(PROBLEM) Copy out the records in full, word for word, without pictures.

* * * *

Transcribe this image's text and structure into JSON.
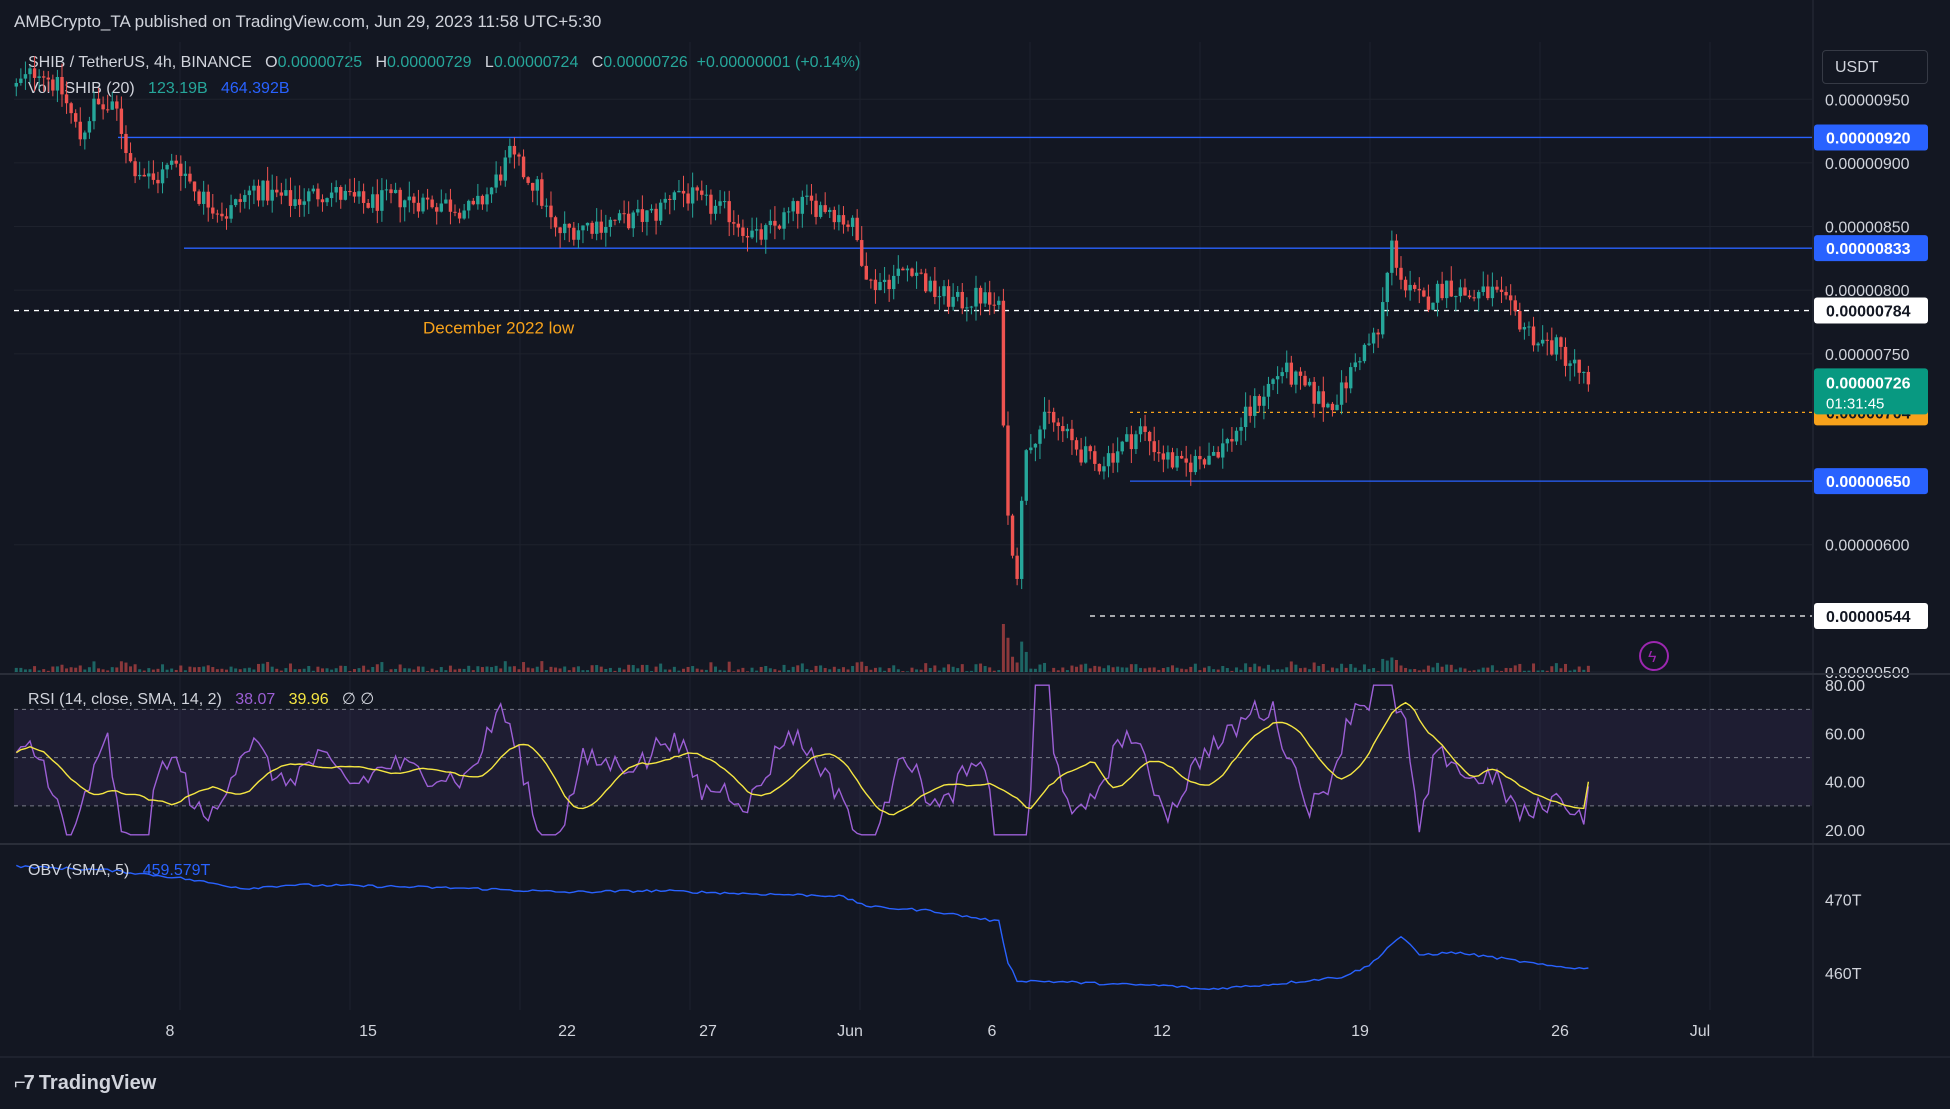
{
  "header": {
    "published": "AMBCrypto_TA published on TradingView.com, Jun 29, 2023 11:58 UTC+5:30"
  },
  "legend": {
    "symbol": "SHIB / TetherUS, 4h, BINANCE",
    "o_label": "O",
    "o_value": "0.00000725",
    "h_label": "H",
    "h_value": "0.00000729",
    "l_label": "L",
    "l_value": "0.00000724",
    "c_label": "C",
    "c_value": "0.00000726",
    "change": "+0.00000001 (+0.14%)",
    "vol_label": "Vol · SHIB (20)",
    "vol_value": "123.19B",
    "vol_ma": "464.392B"
  },
  "currency": "USDT",
  "brand": "TradingView",
  "colors": {
    "bg": "#131722",
    "up": "#26a69a",
    "down": "#ef5350",
    "level": "#2962ff",
    "annotation": "#f7a21b",
    "rsi": "#9c5fd6",
    "rsi_ma": "#f5e642",
    "obv": "#2962ff",
    "current": "#089981"
  },
  "chart_data": [
    {
      "type": "candlestick",
      "x_tick_labels": [
        "8",
        "15",
        "22",
        "27",
        "Jun",
        "6",
        "12",
        "19",
        "26",
        "Jul"
      ],
      "y_tick_labels": [
        "0.00000950",
        "0.00000900",
        "0.00000850",
        "0.00000800",
        "0.00000750",
        "0.00000600",
        "0.00000500"
      ],
      "y_range": [
        5e-06,
        9.95e-06
      ],
      "levels": [
        {
          "label": "0.00000920",
          "value": 9.2e-06,
          "style": "solid"
        },
        {
          "label": "0.00000833",
          "value": 8.33e-06,
          "style": "solid"
        },
        {
          "label": "0.00000784",
          "value": 7.84e-06,
          "style": "dashed"
        },
        {
          "label": "0.00000704",
          "value": 7.04e-06,
          "style": "dotted"
        },
        {
          "label": "0.00000650",
          "value": 6.5e-06,
          "style": "solid"
        },
        {
          "label": "0.00000544",
          "value": 5.44e-06,
          "style": "dashed"
        }
      ],
      "current_price": {
        "label": "0.00000726",
        "countdown": "01:31:45",
        "value": 7.26e-06
      },
      "annotation": "December 2022 low",
      "path_points": [
        [
          0,
          9.6e-06
        ],
        [
          5,
          9.75e-06
        ],
        [
          10,
          9.55e-06
        ],
        [
          14,
          9.2e-06
        ],
        [
          17,
          9.45e-06
        ],
        [
          22,
          9.4e-06
        ],
        [
          25,
          9e-06
        ],
        [
          30,
          8.85e-06
        ],
        [
          35,
          9.02e-06
        ],
        [
          40,
          8.75e-06
        ],
        [
          46,
          8.6e-06
        ],
        [
          52,
          8.8e-06
        ],
        [
          60,
          8.7e-06
        ],
        [
          68,
          8.78e-06
        ],
        [
          76,
          8.68e-06
        ],
        [
          84,
          8.72e-06
        ],
        [
          94,
          8.68e-06
        ],
        [
          100,
          8.62e-06
        ],
        [
          104,
          8.8e-06
        ],
        [
          108,
          9.05e-06
        ],
        [
          114,
          8.8e-06
        ],
        [
          118,
          8.45e-06
        ],
        [
          126,
          8.52e-06
        ],
        [
          134,
          8.55e-06
        ],
        [
          140,
          8.6e-06
        ],
        [
          144,
          8.8e-06
        ],
        [
          150,
          8.68e-06
        ],
        [
          156,
          8.6e-06
        ],
        [
          162,
          8.4e-06
        ],
        [
          166,
          8.5e-06
        ],
        [
          172,
          8.68e-06
        ],
        [
          178,
          8.65e-06
        ],
        [
          183,
          8.5e-06
        ],
        [
          187,
          8.05e-06
        ],
        [
          192,
          8.1e-06
        ],
        [
          196,
          8.2e-06
        ],
        [
          200,
          8e-06
        ],
        [
          206,
          7.9e-06
        ],
        [
          211,
          7.95e-06
        ],
        [
          215,
          7.84e-06
        ],
        [
          217,
          6.2e-06
        ],
        [
          219,
          5.8e-06
        ],
        [
          221,
          6.8e-06
        ],
        [
          226,
          7e-06
        ],
        [
          231,
          6.8e-06
        ],
        [
          236,
          6.62e-06
        ],
        [
          241,
          6.75e-06
        ],
        [
          246,
          6.9e-06
        ],
        [
          251,
          6.7e-06
        ],
        [
          255,
          6.6e-06
        ],
        [
          260,
          6.7e-06
        ],
        [
          265,
          6.8e-06
        ],
        [
          270,
          7.05e-06
        ],
        [
          273,
          7.2e-06
        ],
        [
          277,
          7.38e-06
        ],
        [
          282,
          7.22e-06
        ],
        [
          287,
          7.1e-06
        ],
        [
          290,
          7.2e-06
        ],
        [
          294,
          7.5e-06
        ],
        [
          298,
          7.65e-06
        ],
        [
          301,
          8.35e-06
        ],
        [
          304,
          8e-06
        ],
        [
          308,
          7.9e-06
        ],
        [
          313,
          8.05e-06
        ],
        [
          318,
          7.95e-06
        ],
        [
          323,
          7.98e-06
        ],
        [
          328,
          7.8e-06
        ],
        [
          333,
          7.6e-06
        ],
        [
          337,
          7.55e-06
        ],
        [
          341,
          7.4e-06
        ],
        [
          344,
          7.26e-06
        ]
      ]
    },
    {
      "type": "line",
      "name": "RSI (14, close, SMA, 14, 2)",
      "rsi_value": "38.07",
      "rsi_ma_value": "39.96",
      "extra": "∅ ∅",
      "y_tick_labels": [
        "80.00",
        "60.00",
        "40.00",
        "20.00"
      ],
      "y_range": [
        15,
        83
      ],
      "bands": [
        30,
        50,
        70
      ]
    },
    {
      "type": "line",
      "name": "OBV (SMA, 5)",
      "value": "459.579T",
      "y_tick_labels": [
        "470T",
        "460T"
      ],
      "y_range": [
        455,
        477
      ],
      "path_points": [
        [
          0,
          474.5
        ],
        [
          20,
          474.0
        ],
        [
          35,
          473.0
        ],
        [
          50,
          471.5
        ],
        [
          60,
          472.0
        ],
        [
          80,
          471.8
        ],
        [
          100,
          471.5
        ],
        [
          120,
          471.0
        ],
        [
          140,
          471.2
        ],
        [
          160,
          470.8
        ],
        [
          180,
          470.5
        ],
        [
          187,
          469.0
        ],
        [
          200,
          468.5
        ],
        [
          210,
          467.5
        ],
        [
          215,
          467.0
        ],
        [
          217,
          461.5
        ],
        [
          219,
          459.0
        ],
        [
          230,
          458.8
        ],
        [
          240,
          458.5
        ],
        [
          252,
          458.3
        ],
        [
          260,
          457.8
        ],
        [
          275,
          458.5
        ],
        [
          290,
          459.5
        ],
        [
          296,
          461.0
        ],
        [
          301,
          464.0
        ],
        [
          303,
          465.0
        ],
        [
          307,
          462.5
        ],
        [
          315,
          462.8
        ],
        [
          325,
          462.0
        ],
        [
          335,
          461.0
        ],
        [
          344,
          460.6
        ]
      ]
    }
  ]
}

* * * *

(FINAL RESULT)
Transcribe this image's text and structure into JSON.
{
  "header": {
    "published": "AMBCrypto_TA published on TradingView.com, Jun 29, 2023 11:58 UTC+5:30"
  },
  "legend": {
    "symbol": "SHIB / TetherUS, 4h, BINANCE",
    "o_label": "O",
    "o_value": "0.00000725",
    "h_label": "H",
    "h_value": "0.00000729",
    "l_label": "L",
    "l_value": "0.00000724",
    "c_label": "C",
    "c_value": "0.00000726",
    "change": "+0.00000001 (+0.14%)",
    "vol_label": "Vol · SHIB (20)",
    "vol_value": "123.19B",
    "vol_ma": "464.392B"
  },
  "currency": "USDT",
  "brand": "TradingView",
  "colors": {
    "bg": "#131722",
    "up": "#26a69a",
    "down": "#ef5350",
    "level": "#2962ff",
    "annotation": "#f7a21b",
    "rsi": "#9c5fd6",
    "rsi_ma": "#f5e642",
    "obv": "#2962ff",
    "current": "#089981"
  },
  "chart_data": [
    {
      "type": "candlestick",
      "x_tick_labels": [
        "8",
        "15",
        "22",
        "27",
        "Jun",
        "6",
        "12",
        "19",
        "26",
        "Jul"
      ],
      "y_tick_labels": [
        "0.00000950",
        "0.00000900",
        "0.00000850",
        "0.00000800",
        "0.00000750",
        "0.00000600",
        "0.00000500"
      ],
      "y_range": [
        5e-06,
        9.95e-06
      ],
      "levels": [
        {
          "label": "0.00000920",
          "value": 9.2e-06,
          "style": "solid"
        },
        {
          "label": "0.00000833",
          "value": 8.33e-06,
          "style": "solid"
        },
        {
          "label": "0.00000784",
          "value": 7.84e-06,
          "style": "dashed"
        },
        {
          "label": "0.00000704",
          "value": 7.04e-06,
          "style": "dotted"
        },
        {
          "label": "0.00000650",
          "value": 6.5e-06,
          "style": "solid"
        },
        {
          "label": "0.00000544",
          "value": 5.44e-06,
          "style": "dashed"
        }
      ],
      "current_price": {
        "label": "0.00000726",
        "countdown": "01:31:45",
        "value": 7.26e-06
      },
      "annotation": "December 2022 low",
      "path_points": [
        [
          0,
          9.6e-06
        ],
        [
          5,
          9.75e-06
        ],
        [
          10,
          9.55e-06
        ],
        [
          14,
          9.2e-06
        ],
        [
          17,
          9.45e-06
        ],
        [
          22,
          9.4e-06
        ],
        [
          25,
          9e-06
        ],
        [
          30,
          8.85e-06
        ],
        [
          35,
          9.02e-06
        ],
        [
          40,
          8.75e-06
        ],
        [
          46,
          8.6e-06
        ],
        [
          52,
          8.8e-06
        ],
        [
          60,
          8.7e-06
        ],
        [
          68,
          8.78e-06
        ],
        [
          76,
          8.68e-06
        ],
        [
          84,
          8.72e-06
        ],
        [
          94,
          8.68e-06
        ],
        [
          100,
          8.62e-06
        ],
        [
          104,
          8.8e-06
        ],
        [
          108,
          9.05e-06
        ],
        [
          114,
          8.8e-06
        ],
        [
          118,
          8.45e-06
        ],
        [
          126,
          8.52e-06
        ],
        [
          134,
          8.55e-06
        ],
        [
          140,
          8.6e-06
        ],
        [
          144,
          8.8e-06
        ],
        [
          150,
          8.68e-06
        ],
        [
          156,
          8.6e-06
        ],
        [
          162,
          8.4e-06
        ],
        [
          166,
          8.5e-06
        ],
        [
          172,
          8.68e-06
        ],
        [
          178,
          8.65e-06
        ],
        [
          183,
          8.5e-06
        ],
        [
          187,
          8.05e-06
        ],
        [
          192,
          8.1e-06
        ],
        [
          196,
          8.2e-06
        ],
        [
          200,
          8e-06
        ],
        [
          206,
          7.9e-06
        ],
        [
          211,
          7.95e-06
        ],
        [
          215,
          7.84e-06
        ],
        [
          217,
          6.2e-06
        ],
        [
          219,
          5.8e-06
        ],
        [
          221,
          6.8e-06
        ],
        [
          226,
          7e-06
        ],
        [
          231,
          6.8e-06
        ],
        [
          236,
          6.62e-06
        ],
        [
          241,
          6.75e-06
        ],
        [
          246,
          6.9e-06
        ],
        [
          251,
          6.7e-06
        ],
        [
          255,
          6.6e-06
        ],
        [
          260,
          6.7e-06
        ],
        [
          265,
          6.8e-06
        ],
        [
          270,
          7.05e-06
        ],
        [
          273,
          7.2e-06
        ],
        [
          277,
          7.38e-06
        ],
        [
          282,
          7.22e-06
        ],
        [
          287,
          7.1e-06
        ],
        [
          290,
          7.2e-06
        ],
        [
          294,
          7.5e-06
        ],
        [
          298,
          7.65e-06
        ],
        [
          301,
          8.35e-06
        ],
        [
          304,
          8e-06
        ],
        [
          308,
          7.9e-06
        ],
        [
          313,
          8.05e-06
        ],
        [
          318,
          7.95e-06
        ],
        [
          323,
          7.98e-06
        ],
        [
          328,
          7.8e-06
        ],
        [
          333,
          7.6e-06
        ],
        [
          337,
          7.55e-06
        ],
        [
          341,
          7.4e-06
        ],
        [
          344,
          7.26e-06
        ]
      ]
    },
    {
      "type": "line",
      "name": "RSI (14, close, SMA, 14, 2)",
      "rsi_value": "38.07",
      "rsi_ma_value": "39.96",
      "extra": "∅ ∅",
      "y_tick_labels": [
        "80.00",
        "60.00",
        "40.00",
        "20.00"
      ],
      "y_range": [
        15,
        83
      ],
      "bands": [
        30,
        50,
        70
      ]
    },
    {
      "type": "line",
      "name": "OBV (SMA, 5)",
      "value": "459.579T",
      "y_tick_labels": [
        "470T",
        "460T"
      ],
      "y_range": [
        455,
        477
      ],
      "path_points": [
        [
          0,
          474.5
        ],
        [
          20,
          474.0
        ],
        [
          35,
          473.0
        ],
        [
          50,
          471.5
        ],
        [
          60,
          472.0
        ],
        [
          80,
          471.8
        ],
        [
          100,
          471.5
        ],
        [
          120,
          471.0
        ],
        [
          140,
          471.2
        ],
        [
          160,
          470.8
        ],
        [
          180,
          470.5
        ],
        [
          187,
          469.0
        ],
        [
          200,
          468.5
        ],
        [
          210,
          467.5
        ],
        [
          215,
          467.0
        ],
        [
          217,
          461.5
        ],
        [
          219,
          459.0
        ],
        [
          230,
          458.8
        ],
        [
          240,
          458.5
        ],
        [
          252,
          458.3
        ],
        [
          260,
          457.8
        ],
        [
          275,
          458.5
        ],
        [
          290,
          459.5
        ],
        [
          296,
          461.0
        ],
        [
          301,
          464.0
        ],
        [
          303,
          465.0
        ],
        [
          307,
          462.5
        ],
        [
          315,
          462.8
        ],
        [
          325,
          462.0
        ],
        [
          335,
          461.0
        ],
        [
          344,
          460.6
        ]
      ]
    }
  ]
}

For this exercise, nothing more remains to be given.